In the rows from the first line through the line containing "node-70-4-label: Acquire Image", change each "caret-right-icon" to "chevron-right-icon". Write out that stretch again with everything else left as it is.

Dataset entries:
════
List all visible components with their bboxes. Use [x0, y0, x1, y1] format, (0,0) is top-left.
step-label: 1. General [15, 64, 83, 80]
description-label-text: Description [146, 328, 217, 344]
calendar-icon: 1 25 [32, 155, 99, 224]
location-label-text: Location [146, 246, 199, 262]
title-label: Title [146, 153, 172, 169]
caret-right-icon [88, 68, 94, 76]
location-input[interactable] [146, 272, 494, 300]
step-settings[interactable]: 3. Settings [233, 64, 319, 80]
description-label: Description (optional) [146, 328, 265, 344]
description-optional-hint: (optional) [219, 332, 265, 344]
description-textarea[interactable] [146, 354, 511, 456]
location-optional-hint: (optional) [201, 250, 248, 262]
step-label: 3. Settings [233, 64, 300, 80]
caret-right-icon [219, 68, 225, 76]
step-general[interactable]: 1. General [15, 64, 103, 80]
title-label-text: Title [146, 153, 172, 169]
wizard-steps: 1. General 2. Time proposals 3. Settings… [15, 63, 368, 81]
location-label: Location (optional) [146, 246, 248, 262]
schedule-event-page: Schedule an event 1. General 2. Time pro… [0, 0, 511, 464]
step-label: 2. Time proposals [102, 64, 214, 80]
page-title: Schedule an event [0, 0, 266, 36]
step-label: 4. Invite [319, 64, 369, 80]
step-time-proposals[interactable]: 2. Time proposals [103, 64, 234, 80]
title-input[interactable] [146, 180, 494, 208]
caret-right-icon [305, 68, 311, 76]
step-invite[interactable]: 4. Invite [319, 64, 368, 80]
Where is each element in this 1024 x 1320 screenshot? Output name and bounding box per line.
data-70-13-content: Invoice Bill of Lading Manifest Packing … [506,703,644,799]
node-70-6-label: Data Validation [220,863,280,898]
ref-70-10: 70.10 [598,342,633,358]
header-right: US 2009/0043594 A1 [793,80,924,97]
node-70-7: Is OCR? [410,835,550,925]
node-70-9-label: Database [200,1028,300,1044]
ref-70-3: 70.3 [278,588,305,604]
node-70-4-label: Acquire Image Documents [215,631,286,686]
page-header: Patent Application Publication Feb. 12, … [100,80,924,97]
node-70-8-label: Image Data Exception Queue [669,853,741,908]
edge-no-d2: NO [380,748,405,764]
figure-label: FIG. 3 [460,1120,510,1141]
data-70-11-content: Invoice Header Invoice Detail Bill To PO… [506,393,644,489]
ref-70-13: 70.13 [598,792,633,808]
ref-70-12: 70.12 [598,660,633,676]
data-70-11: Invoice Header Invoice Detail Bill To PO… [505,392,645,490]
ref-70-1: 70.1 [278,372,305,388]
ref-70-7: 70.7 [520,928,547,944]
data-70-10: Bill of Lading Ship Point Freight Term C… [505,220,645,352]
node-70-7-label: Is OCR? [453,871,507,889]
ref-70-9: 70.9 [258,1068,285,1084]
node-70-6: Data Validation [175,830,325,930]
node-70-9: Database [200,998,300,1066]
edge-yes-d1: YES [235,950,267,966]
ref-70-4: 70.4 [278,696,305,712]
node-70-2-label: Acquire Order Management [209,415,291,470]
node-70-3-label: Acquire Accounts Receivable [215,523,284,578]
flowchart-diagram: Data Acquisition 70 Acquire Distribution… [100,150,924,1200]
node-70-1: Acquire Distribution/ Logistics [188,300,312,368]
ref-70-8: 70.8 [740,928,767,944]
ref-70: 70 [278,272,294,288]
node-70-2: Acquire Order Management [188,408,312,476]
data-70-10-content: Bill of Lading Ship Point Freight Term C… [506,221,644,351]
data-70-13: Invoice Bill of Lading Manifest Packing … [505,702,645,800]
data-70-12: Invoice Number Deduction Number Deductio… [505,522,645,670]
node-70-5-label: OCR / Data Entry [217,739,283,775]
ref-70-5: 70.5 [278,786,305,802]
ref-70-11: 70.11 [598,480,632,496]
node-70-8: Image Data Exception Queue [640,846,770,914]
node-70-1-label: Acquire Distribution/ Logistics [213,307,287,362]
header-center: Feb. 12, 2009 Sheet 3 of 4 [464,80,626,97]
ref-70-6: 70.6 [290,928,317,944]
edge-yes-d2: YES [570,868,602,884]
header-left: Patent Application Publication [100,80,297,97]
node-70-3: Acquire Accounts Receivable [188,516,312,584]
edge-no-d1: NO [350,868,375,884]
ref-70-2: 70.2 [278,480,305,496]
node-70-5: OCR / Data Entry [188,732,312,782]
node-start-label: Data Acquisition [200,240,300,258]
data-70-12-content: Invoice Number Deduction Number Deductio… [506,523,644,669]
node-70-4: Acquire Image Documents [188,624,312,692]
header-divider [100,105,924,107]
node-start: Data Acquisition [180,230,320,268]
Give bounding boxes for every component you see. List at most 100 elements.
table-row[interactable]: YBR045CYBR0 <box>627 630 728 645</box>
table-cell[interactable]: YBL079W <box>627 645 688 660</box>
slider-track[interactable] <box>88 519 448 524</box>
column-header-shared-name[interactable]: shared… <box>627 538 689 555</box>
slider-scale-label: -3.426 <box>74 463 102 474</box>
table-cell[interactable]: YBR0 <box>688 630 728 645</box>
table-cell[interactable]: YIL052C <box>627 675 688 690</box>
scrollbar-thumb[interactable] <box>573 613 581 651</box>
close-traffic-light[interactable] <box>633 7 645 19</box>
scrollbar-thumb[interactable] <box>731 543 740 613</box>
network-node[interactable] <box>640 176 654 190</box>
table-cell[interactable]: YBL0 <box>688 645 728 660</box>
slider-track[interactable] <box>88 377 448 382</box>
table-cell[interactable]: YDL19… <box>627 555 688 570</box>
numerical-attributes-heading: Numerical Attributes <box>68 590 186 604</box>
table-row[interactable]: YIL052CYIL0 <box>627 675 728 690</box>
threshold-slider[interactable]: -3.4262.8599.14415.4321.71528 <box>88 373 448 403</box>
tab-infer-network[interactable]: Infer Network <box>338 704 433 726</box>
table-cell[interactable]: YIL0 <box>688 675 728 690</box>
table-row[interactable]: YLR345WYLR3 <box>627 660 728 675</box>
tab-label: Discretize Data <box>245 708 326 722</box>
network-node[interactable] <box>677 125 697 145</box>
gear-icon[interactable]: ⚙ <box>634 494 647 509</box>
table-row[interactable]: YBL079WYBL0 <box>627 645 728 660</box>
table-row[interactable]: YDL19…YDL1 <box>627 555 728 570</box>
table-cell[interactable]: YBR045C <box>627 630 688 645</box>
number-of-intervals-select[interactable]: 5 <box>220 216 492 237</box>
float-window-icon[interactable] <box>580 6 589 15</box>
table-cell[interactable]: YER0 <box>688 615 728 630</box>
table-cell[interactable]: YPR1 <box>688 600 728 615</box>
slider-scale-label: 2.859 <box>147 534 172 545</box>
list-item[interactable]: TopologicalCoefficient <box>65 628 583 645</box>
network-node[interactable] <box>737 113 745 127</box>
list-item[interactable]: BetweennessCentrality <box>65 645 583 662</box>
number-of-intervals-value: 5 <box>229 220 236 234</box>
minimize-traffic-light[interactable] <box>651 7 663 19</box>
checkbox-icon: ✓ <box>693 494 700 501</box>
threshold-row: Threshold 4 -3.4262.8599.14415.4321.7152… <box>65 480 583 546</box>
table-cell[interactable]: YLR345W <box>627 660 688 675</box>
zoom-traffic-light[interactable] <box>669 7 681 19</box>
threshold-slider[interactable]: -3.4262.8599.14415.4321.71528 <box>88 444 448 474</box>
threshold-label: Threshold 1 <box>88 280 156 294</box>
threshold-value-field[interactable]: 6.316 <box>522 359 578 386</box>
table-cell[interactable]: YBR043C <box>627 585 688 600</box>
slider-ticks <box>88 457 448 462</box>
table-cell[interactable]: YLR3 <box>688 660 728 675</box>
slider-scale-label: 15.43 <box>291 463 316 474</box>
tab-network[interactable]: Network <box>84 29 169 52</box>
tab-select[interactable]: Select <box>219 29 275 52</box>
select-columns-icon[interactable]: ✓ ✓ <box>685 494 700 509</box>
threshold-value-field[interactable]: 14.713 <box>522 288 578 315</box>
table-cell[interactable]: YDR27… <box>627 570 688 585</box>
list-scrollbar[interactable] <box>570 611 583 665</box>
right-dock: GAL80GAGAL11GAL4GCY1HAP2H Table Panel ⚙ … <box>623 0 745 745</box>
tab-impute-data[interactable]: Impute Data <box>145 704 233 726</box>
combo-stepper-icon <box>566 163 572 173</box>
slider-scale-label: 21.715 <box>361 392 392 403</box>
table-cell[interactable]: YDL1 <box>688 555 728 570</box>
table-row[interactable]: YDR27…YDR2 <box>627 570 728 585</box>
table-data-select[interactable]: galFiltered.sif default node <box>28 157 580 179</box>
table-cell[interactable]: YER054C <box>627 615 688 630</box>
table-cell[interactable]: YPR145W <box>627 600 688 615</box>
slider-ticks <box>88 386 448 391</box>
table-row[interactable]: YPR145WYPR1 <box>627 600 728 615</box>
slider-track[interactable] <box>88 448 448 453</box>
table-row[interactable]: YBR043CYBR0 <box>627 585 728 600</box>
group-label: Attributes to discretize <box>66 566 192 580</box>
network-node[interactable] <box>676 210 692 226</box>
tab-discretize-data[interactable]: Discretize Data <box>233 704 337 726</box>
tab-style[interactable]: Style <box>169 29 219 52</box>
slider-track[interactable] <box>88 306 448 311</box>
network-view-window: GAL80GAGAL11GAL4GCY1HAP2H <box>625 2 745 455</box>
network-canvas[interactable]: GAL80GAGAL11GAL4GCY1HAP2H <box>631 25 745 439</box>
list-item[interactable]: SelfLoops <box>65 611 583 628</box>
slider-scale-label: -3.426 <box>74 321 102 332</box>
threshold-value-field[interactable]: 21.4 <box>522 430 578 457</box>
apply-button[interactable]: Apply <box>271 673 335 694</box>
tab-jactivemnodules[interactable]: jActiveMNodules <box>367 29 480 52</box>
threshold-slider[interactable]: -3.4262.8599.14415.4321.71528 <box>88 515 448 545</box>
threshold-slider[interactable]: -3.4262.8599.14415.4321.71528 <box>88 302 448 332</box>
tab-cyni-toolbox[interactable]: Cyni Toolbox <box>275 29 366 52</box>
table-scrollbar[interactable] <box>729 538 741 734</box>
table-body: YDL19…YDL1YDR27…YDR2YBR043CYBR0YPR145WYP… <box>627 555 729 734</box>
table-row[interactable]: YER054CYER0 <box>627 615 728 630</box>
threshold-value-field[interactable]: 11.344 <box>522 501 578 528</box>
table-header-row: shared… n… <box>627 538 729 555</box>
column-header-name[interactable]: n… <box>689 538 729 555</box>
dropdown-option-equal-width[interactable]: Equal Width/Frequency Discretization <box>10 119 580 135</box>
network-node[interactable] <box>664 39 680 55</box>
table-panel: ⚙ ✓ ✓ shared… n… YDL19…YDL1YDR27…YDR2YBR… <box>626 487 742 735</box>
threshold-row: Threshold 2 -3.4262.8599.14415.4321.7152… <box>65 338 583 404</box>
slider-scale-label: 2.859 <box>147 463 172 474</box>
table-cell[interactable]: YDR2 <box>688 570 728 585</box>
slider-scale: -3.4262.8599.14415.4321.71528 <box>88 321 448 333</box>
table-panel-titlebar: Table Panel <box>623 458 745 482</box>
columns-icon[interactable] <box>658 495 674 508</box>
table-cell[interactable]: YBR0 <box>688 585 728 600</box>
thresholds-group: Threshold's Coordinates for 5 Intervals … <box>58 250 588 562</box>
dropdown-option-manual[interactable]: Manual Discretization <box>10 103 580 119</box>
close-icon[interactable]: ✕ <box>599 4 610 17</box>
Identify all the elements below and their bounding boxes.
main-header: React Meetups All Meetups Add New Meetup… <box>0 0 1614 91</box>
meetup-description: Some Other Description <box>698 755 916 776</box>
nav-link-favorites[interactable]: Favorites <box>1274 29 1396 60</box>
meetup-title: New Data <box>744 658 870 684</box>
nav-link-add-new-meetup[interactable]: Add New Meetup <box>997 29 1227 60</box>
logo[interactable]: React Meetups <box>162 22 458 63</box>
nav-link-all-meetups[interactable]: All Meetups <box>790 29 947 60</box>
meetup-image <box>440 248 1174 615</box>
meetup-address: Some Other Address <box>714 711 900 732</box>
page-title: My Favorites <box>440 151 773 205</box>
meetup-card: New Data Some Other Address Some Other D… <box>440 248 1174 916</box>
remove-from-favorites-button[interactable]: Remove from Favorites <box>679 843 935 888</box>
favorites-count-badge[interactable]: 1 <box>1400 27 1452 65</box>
════
Right answer
List all visible components with their bboxes. Use [x0, y0, x1, y1] format, (0,0) is top-left.
step-label: 1. General [15, 64, 83, 80]
description-label-text: Description [146, 328, 217, 344]
calendar-icon: 1 25 [32, 155, 99, 224]
location-label-text: Location [146, 246, 199, 262]
title-label: Title [146, 153, 172, 169]
chevron-right-icon [88, 68, 94, 76]
location-input[interactable] [146, 272, 494, 300]
step-settings[interactable]: 3. Settings [233, 64, 319, 80]
description-label: Description (optional) [146, 328, 265, 344]
description-optional-hint: (optional) [219, 332, 265, 344]
description-textarea[interactable] [146, 354, 511, 456]
location-optional-hint: (optional) [201, 250, 248, 262]
step-label: 3. Settings [233, 64, 300, 80]
chevron-right-icon [219, 68, 225, 76]
step-general[interactable]: 1. General [15, 64, 103, 80]
title-label-text: Title [146, 153, 172, 169]
wizard-steps: 1. General 2. Time proposals 3. Settings… [15, 63, 368, 81]
location-label: Location (optional) [146, 246, 248, 262]
schedule-event-page: Schedule an event 1. General 2. Time pro… [0, 0, 511, 464]
step-label: 2. Time proposals [102, 64, 214, 80]
page-title: Schedule an event [0, 0, 266, 36]
step-label: 4. Invite [319, 64, 369, 80]
step-time-proposals[interactable]: 2. Time proposals [103, 64, 234, 80]
title-input[interactable] [146, 180, 494, 208]
chevron-right-icon [305, 68, 311, 76]
step-invite[interactable]: 4. Invite [319, 64, 368, 80]
Where is each element in this 1024 x 1320 screenshot? Output name and bounding box per line.
data-70-13-content: Invoice Bill of Lading Manifest Packing … [506,703,644,799]
node-70-6-label: Data Validation [220,863,280,898]
ref-70-10: 70.10 [598,342,633,358]
header-right: US 2009/0043594 A1 [793,80,924,97]
node-70-7: Is OCR? [410,835,550,925]
node-70-9-label: Database [200,1028,300,1044]
ref-70-3: 70.3 [278,588,305,604]
node-70-4-label: Acquire Image Documents [215,631,286,686]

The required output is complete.